▸ WORK TO COMPLETE:
All entries should be output exactly as they stand.

********************

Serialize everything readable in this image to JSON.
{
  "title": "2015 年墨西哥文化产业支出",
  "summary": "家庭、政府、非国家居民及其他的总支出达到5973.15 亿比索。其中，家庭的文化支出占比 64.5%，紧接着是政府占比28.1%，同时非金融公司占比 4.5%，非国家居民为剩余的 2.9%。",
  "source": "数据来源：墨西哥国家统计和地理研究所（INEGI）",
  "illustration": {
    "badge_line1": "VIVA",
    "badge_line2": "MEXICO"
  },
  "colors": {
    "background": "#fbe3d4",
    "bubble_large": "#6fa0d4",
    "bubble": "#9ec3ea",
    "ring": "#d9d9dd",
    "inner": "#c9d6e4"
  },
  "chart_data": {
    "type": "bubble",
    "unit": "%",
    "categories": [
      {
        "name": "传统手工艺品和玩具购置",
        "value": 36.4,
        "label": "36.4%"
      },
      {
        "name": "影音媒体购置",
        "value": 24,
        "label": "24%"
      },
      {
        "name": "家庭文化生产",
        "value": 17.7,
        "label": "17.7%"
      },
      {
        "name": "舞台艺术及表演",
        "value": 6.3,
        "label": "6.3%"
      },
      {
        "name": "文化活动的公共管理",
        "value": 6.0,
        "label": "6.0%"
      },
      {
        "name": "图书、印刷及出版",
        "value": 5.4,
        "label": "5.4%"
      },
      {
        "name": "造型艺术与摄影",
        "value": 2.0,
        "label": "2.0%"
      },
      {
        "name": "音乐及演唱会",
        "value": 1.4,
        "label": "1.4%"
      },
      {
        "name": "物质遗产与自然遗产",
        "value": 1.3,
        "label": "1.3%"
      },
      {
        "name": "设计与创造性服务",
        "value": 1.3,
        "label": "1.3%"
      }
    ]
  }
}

********************

▸ FINAL RESULT:
Serialize everything readable in this image to JSON.
{
  "title": "2015 年墨西哥文化产业支出",
  "summary": "家庭、政府、非国家居民及其他的总支出达到5973.15 亿比索。其中，家庭的文化支出占比 64.5%，紧接着是政府占比28.1%，同时非金融公司占比 4.5%，非国家居民为剩余的 2.9%。",
  "source": "数据来源：墨西哥国家统计和地理研究所（INEGI）",
  "illustration": {
    "badge_line1": "VIVA",
    "badge_line2": "MEXICO"
  },
  "colors": {
    "background": "#fbe3d4",
    "bubble_large": "#6fa0d4",
    "bubble": "#9ec3ea",
    "ring": "#d9d9dd",
    "inner": "#c9d6e4"
  },
  "chart_data": {
    "type": "bubble",
    "unit": "%",
    "categories": [
      {
        "name": "传统手工艺品和玩具购置",
        "value": 36.4,
        "label": "36.4%"
      },
      {
        "name": "影音媒体购置",
        "value": 24,
        "label": "24%"
      },
      {
        "name": "家庭文化生产",
        "value": 17.7,
        "label": "17.7%"
      },
      {
        "name": "舞台艺术及表演",
        "value": 6.3,
        "label": "6.3%"
      },
      {
        "name": "文化活动的公共管理",
        "value": 6.0,
        "label": "6.0%"
      },
      {
        "name": "图书、印刷及出版",
        "value": 5.4,
        "label": "5.4%"
      },
      {
        "name": "造型艺术与摄影",
        "value": 2.0,
        "label": "2.0%"
      },
      {
        "name": "音乐及演唱会",
        "value": 1.4,
        "label": "1.4%"
      },
      {
        "name": "物质遗产与自然遗产",
        "value": 1.3,
        "label": "1.3%"
      },
      {
        "name": "设计与创造性服务",
        "value": 1.3,
        "label": "1.3%"
      }
    ]
  }
}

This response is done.